━━━ SUPPLIED ENTRIES
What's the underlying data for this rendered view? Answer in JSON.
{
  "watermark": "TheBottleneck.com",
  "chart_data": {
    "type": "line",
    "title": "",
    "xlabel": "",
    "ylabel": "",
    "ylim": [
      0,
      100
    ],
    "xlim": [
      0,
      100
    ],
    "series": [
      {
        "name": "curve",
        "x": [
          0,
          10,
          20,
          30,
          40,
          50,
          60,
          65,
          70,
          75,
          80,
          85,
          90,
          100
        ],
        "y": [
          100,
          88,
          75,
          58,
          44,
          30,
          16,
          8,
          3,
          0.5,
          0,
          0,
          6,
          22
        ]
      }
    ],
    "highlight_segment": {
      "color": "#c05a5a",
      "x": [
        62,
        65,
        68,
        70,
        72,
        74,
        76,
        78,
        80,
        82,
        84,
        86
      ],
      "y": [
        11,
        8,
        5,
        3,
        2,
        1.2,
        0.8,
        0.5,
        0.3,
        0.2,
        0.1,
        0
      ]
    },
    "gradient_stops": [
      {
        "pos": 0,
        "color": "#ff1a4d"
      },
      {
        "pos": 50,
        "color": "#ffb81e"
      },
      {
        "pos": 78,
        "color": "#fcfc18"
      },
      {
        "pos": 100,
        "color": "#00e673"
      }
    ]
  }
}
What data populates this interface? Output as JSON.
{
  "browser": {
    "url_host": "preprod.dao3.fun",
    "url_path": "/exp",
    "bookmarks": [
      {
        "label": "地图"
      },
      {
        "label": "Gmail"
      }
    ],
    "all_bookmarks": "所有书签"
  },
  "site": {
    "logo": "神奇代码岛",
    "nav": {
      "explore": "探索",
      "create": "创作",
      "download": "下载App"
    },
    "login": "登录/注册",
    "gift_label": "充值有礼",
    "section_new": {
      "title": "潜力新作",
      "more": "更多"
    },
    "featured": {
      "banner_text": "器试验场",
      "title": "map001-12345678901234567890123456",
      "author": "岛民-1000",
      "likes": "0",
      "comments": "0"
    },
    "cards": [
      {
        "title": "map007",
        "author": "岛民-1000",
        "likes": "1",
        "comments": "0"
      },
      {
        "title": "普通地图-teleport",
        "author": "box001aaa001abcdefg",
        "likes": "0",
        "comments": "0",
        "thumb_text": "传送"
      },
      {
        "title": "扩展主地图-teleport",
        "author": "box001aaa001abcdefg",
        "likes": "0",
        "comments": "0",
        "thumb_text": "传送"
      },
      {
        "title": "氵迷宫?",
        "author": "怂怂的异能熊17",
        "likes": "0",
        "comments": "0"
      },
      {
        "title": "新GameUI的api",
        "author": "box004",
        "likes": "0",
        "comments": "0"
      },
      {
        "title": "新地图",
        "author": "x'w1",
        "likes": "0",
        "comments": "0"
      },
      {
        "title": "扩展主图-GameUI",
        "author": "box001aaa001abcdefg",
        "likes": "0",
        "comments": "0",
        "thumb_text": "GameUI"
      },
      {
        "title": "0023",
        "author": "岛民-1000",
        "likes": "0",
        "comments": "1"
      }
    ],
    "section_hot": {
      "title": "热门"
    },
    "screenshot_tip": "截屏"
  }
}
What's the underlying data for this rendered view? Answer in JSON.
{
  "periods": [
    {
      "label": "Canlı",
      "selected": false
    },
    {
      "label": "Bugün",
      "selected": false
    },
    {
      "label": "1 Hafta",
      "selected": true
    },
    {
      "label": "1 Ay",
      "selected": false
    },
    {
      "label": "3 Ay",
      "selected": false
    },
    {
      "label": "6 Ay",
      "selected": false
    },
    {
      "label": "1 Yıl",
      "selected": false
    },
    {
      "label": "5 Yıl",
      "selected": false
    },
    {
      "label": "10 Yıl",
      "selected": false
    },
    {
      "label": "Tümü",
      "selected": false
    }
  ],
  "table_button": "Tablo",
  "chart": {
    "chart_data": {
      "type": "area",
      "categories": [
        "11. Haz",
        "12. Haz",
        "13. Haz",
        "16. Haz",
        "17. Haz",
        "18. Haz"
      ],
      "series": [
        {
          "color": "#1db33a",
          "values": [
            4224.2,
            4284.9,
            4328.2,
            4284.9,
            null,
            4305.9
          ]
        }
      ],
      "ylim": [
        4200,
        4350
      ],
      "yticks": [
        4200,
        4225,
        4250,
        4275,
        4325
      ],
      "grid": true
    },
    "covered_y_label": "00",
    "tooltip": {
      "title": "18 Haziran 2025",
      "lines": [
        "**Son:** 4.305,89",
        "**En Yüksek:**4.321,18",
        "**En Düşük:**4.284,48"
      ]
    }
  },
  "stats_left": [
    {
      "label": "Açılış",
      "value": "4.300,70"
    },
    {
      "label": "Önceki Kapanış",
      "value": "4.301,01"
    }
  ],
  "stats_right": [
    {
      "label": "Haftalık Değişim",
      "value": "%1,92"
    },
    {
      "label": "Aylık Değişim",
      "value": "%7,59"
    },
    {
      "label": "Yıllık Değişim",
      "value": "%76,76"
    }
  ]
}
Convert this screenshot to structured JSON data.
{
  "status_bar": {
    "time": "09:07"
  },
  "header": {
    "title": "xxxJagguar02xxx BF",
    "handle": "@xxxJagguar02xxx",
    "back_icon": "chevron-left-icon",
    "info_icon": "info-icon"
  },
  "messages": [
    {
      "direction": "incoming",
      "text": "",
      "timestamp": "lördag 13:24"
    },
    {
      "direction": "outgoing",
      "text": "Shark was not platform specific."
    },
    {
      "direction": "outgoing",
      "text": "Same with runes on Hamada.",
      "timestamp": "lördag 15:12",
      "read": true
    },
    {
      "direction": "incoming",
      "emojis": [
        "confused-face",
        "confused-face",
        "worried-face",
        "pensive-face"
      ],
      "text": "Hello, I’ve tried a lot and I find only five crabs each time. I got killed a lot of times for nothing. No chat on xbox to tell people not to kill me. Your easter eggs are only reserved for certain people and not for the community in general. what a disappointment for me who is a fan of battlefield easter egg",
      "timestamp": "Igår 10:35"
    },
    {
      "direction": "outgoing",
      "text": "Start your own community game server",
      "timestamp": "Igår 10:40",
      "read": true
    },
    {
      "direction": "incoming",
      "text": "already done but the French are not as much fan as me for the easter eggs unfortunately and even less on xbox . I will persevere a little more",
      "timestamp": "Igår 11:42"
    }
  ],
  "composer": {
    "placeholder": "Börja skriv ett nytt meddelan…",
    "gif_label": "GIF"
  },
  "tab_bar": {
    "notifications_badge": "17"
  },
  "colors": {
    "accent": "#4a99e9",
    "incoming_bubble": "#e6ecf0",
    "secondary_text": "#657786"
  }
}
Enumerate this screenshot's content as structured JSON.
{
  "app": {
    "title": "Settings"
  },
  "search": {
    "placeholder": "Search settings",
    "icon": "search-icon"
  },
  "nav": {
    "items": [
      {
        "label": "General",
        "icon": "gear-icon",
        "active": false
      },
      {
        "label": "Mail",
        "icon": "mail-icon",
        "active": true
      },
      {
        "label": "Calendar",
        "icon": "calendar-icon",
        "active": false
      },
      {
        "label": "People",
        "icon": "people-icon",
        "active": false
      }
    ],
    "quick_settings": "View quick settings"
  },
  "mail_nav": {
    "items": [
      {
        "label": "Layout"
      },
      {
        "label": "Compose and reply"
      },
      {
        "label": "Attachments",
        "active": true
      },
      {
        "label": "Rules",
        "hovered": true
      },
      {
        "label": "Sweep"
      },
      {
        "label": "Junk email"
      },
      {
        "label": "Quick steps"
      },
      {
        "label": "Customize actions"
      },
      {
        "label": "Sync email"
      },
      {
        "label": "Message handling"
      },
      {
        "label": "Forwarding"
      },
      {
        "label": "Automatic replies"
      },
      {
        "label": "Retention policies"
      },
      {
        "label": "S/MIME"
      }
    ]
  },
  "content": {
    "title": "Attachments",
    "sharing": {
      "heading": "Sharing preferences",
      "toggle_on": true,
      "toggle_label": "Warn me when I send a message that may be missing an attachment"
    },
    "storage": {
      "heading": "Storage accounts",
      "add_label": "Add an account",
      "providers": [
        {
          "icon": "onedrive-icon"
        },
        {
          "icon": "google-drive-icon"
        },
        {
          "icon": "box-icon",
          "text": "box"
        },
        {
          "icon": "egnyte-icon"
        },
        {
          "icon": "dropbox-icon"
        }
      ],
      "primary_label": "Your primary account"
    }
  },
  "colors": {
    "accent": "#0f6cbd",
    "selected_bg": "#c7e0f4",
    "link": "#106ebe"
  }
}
━━━━━━
** STATED EXERCISE **
Scan the data above and copy every line with "more" in it.

** FULL RESPONSE **
      "more": "更多"
      "text": "already done but the French are not as much fan as me for the easter eggs unfortunately and even less on xbox . I will persevere a little more",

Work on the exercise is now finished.